** BEGIN **
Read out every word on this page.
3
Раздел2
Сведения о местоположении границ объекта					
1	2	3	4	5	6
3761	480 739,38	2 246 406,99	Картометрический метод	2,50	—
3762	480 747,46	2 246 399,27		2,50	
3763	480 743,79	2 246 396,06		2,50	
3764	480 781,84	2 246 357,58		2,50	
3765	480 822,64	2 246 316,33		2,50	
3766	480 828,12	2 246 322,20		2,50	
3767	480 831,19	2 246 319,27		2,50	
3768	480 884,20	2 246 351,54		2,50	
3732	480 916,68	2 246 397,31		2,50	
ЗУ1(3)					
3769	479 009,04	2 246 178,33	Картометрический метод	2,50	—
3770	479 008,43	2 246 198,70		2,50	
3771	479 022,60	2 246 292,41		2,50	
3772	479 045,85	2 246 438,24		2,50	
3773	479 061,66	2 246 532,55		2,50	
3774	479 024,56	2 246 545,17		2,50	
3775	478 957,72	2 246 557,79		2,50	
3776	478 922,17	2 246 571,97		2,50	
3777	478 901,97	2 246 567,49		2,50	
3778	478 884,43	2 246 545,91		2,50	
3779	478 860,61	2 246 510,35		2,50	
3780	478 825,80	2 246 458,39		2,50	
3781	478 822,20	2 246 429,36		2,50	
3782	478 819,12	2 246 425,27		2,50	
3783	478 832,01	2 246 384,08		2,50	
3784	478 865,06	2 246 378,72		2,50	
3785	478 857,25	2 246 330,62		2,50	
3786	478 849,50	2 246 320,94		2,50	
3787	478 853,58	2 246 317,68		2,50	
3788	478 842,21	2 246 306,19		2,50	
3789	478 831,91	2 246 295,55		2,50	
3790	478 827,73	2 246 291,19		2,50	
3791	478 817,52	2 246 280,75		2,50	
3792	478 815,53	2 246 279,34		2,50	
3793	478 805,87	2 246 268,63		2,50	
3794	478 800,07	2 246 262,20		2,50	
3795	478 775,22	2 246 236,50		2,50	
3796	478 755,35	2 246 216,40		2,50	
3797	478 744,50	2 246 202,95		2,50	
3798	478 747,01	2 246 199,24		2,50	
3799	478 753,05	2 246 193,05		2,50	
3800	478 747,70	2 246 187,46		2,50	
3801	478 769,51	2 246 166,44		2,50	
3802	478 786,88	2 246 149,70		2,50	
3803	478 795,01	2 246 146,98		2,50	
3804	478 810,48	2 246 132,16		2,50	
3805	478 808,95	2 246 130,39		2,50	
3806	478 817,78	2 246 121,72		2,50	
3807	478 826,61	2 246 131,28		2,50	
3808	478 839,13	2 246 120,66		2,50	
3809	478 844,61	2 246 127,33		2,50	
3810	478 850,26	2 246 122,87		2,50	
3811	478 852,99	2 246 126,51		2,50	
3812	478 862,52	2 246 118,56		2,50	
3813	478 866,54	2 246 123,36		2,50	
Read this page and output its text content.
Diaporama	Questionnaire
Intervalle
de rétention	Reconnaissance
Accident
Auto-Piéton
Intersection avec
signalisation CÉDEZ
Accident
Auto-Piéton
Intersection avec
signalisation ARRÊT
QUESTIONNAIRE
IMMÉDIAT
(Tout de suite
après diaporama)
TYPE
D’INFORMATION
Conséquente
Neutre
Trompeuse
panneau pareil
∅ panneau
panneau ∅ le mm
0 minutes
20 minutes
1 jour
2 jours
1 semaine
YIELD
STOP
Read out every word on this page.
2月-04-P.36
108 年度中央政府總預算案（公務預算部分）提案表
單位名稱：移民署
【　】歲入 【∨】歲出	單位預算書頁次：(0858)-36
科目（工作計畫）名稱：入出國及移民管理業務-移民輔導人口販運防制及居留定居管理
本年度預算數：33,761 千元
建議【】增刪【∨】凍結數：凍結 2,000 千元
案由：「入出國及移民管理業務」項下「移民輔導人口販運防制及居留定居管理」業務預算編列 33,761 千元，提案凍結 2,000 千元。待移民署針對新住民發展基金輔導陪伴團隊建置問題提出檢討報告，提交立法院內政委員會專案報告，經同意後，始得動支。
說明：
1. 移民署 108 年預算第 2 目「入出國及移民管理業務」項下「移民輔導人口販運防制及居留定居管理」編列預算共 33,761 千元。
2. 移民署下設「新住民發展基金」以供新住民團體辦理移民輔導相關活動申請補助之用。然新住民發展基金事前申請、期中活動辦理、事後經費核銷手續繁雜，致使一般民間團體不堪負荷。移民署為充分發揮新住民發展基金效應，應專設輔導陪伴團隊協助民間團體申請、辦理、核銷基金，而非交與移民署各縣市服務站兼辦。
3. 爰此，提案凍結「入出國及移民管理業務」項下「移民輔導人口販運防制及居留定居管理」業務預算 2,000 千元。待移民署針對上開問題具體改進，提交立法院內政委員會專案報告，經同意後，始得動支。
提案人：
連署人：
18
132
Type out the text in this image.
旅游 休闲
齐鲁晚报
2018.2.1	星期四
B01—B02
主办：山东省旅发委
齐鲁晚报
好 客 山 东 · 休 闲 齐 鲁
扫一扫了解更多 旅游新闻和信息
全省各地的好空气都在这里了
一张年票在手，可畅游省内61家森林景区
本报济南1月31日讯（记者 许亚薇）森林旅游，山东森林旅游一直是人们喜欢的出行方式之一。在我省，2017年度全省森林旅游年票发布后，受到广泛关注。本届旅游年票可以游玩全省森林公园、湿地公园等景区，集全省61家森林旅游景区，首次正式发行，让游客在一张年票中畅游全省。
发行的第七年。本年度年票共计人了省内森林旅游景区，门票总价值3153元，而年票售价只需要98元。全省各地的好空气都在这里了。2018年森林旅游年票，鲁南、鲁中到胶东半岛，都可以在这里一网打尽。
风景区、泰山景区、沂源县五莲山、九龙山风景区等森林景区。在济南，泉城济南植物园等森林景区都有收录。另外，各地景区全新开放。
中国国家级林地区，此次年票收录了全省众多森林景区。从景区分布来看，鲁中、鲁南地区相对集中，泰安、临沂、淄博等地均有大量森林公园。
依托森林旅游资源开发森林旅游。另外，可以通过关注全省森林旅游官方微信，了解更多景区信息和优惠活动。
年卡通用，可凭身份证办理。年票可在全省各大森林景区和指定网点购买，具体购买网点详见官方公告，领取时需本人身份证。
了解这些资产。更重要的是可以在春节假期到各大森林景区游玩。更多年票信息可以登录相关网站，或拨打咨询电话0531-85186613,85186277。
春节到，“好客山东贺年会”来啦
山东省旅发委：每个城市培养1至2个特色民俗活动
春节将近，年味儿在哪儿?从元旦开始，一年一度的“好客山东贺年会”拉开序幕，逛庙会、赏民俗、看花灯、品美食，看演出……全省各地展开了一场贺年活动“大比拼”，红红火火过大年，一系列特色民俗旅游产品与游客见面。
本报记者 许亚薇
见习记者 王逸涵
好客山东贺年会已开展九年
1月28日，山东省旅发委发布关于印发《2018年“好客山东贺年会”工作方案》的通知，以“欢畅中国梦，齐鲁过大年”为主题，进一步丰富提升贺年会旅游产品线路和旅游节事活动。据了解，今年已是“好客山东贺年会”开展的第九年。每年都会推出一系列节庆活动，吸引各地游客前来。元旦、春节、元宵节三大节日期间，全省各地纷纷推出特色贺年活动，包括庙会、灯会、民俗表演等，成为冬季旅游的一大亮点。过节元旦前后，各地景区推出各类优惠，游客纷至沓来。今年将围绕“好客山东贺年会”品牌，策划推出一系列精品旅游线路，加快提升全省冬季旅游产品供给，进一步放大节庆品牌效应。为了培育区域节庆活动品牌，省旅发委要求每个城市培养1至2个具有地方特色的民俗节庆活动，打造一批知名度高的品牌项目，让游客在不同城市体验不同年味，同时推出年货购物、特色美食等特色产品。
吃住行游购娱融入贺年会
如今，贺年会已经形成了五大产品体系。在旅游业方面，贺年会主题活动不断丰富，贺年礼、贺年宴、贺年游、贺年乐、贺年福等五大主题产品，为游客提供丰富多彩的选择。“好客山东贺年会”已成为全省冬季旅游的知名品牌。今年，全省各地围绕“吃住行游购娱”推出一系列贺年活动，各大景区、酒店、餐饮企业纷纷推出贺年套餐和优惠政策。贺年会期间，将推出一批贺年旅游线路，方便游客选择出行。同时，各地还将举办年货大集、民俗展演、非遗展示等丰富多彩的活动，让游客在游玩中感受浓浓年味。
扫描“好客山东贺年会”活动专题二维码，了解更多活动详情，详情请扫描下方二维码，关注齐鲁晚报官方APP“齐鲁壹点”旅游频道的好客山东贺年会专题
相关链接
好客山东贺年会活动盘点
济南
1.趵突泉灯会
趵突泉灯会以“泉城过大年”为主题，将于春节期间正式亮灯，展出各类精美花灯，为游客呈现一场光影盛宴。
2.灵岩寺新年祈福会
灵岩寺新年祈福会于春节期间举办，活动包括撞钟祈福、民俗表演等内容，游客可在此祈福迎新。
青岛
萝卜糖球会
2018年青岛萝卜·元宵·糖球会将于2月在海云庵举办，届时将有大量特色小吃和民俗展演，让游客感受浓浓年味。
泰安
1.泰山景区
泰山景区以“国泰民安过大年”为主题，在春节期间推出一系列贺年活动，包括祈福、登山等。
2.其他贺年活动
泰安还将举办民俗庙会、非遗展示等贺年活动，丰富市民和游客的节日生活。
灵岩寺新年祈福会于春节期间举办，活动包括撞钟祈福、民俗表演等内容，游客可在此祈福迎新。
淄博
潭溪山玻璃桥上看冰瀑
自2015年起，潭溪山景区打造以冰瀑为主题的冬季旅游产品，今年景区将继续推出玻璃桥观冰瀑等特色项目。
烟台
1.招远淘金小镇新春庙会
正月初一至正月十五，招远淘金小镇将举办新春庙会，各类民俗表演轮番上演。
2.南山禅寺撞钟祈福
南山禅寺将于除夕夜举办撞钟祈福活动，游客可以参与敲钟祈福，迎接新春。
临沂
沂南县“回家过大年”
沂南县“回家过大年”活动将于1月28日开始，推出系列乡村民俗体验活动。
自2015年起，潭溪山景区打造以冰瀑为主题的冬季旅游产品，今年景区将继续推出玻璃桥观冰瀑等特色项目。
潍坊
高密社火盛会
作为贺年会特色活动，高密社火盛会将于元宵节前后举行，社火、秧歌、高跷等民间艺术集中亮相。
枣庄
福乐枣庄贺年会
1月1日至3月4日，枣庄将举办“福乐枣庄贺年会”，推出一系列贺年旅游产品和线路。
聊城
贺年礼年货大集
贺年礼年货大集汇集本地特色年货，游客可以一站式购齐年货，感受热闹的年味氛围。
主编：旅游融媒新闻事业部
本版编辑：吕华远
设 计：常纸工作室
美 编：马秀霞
** END **
» Work to be completed: Extract from the data every line where "福乐枣庄贺年会" shows up.

» Response to the exercise:
福乐枣庄贺年会
1月1日至3月4日，枣庄将举办“福乐枣庄贺年会”，推出一系列贺年旅游产品和线路。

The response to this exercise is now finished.